++++ TASK INPUTS ++++

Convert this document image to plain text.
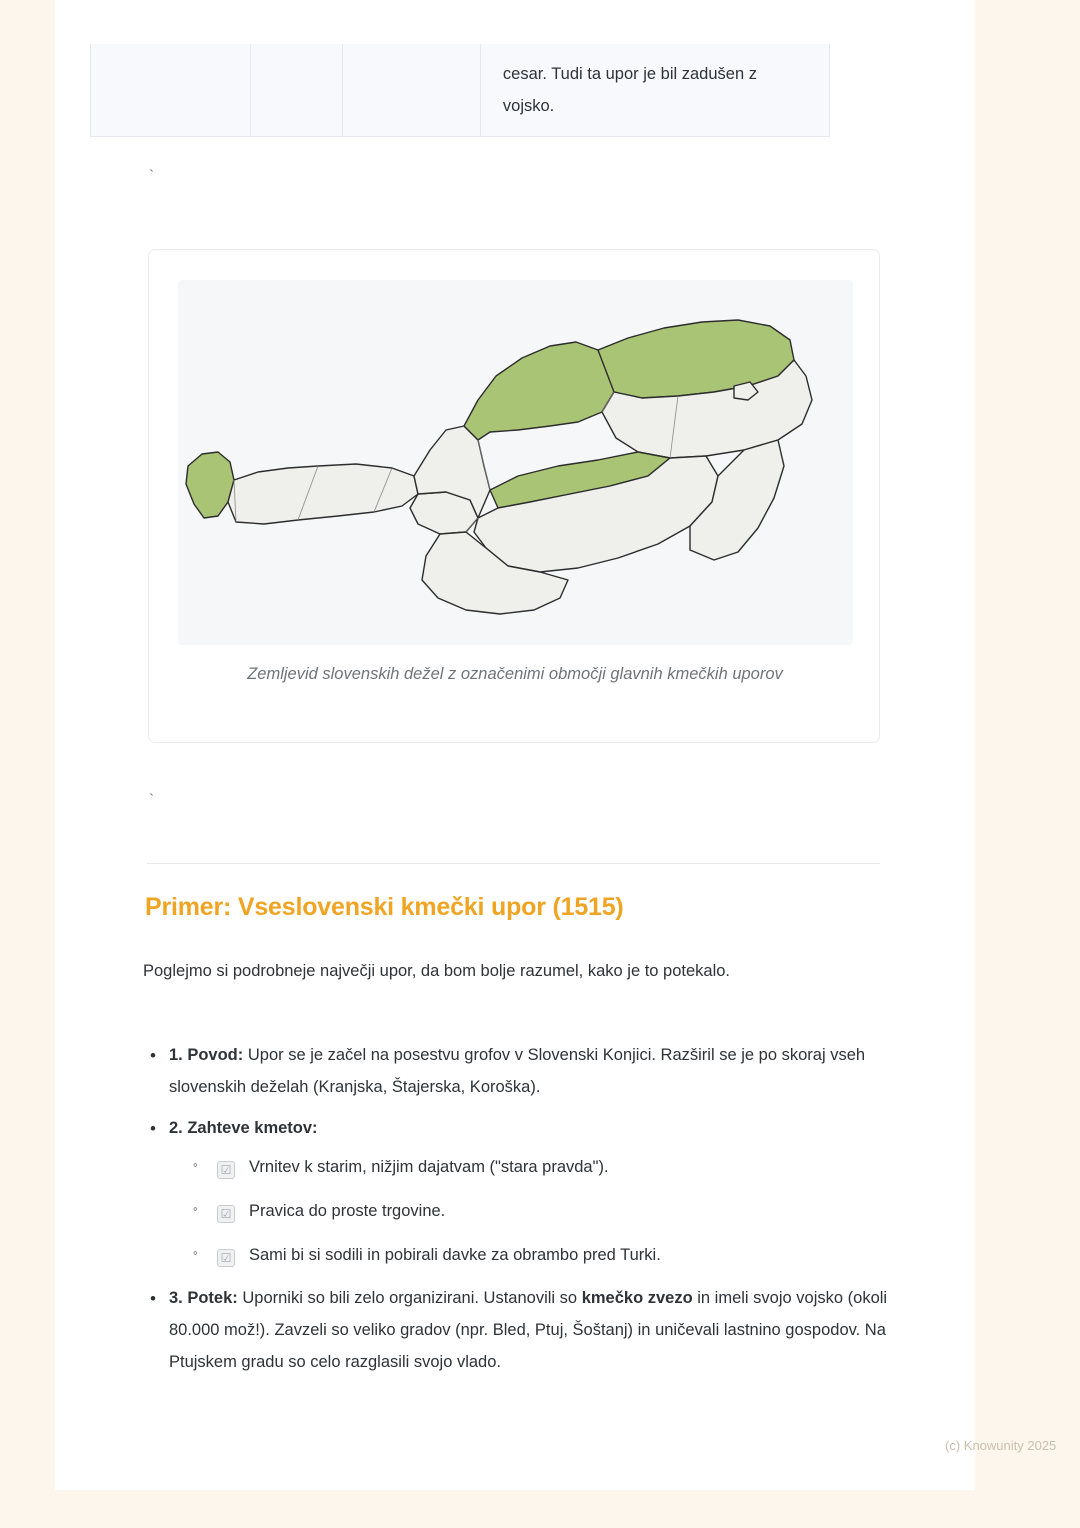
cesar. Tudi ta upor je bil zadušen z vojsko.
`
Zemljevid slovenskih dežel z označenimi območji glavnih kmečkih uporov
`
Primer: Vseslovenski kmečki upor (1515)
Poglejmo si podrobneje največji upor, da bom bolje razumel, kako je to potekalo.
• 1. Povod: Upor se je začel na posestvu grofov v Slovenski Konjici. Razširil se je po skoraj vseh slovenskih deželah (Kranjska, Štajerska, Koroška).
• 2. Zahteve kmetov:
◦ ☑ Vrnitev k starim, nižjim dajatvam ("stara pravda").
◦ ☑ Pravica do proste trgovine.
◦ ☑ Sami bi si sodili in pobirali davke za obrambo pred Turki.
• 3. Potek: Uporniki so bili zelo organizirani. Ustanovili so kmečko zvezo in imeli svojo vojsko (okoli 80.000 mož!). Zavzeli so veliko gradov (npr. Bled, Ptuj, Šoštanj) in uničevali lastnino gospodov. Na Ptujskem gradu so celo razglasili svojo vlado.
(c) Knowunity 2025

++++

■ AIM OF THE TASK:
All of the data above should be transcribed verbatim, with pictures omitted.

■ RESULT OF THE TASK:
Convert this document image to plain text.
cesar. Tudi ta upor je bil zadušen z vojsko.
`
Zemljevid slovenskih dežel z označenimi območji glavnih kmečkih uporov
`
Primer: Vseslovenski kmečki upor (1515)
Poglejmo si podrobneje največji upor, da bom bolje razumel, kako je to potekalo.
• 1. Povod: Upor se je začel na posestvu grofov v Slovenski Konjici. Razširil se je po skoraj vseh slovenskih deželah (Kranjska, Štajerska, Koroška).
• 2. Zahteve kmetov:
◦ ☑ Vrnitev k starim, nižjim dajatvam ("stara pravda").
◦ ☑ Pravica do proste trgovine.
◦ ☑ Sami bi si sodili in pobirali davke za obrambo pred Turki.
• 3. Potek: Uporniki so bili zelo organizirani. Ustanovili so kmečko zvezo in imeli svojo vojsko (okoli 80.000 mož!). Zavzeli so veliko gradov (npr. Bled, Ptuj, Šoštanj) in uničevali lastnino gospodov. Na Ptujskem gradu so celo razglasili svojo vlado.
(c) Knowunity 2025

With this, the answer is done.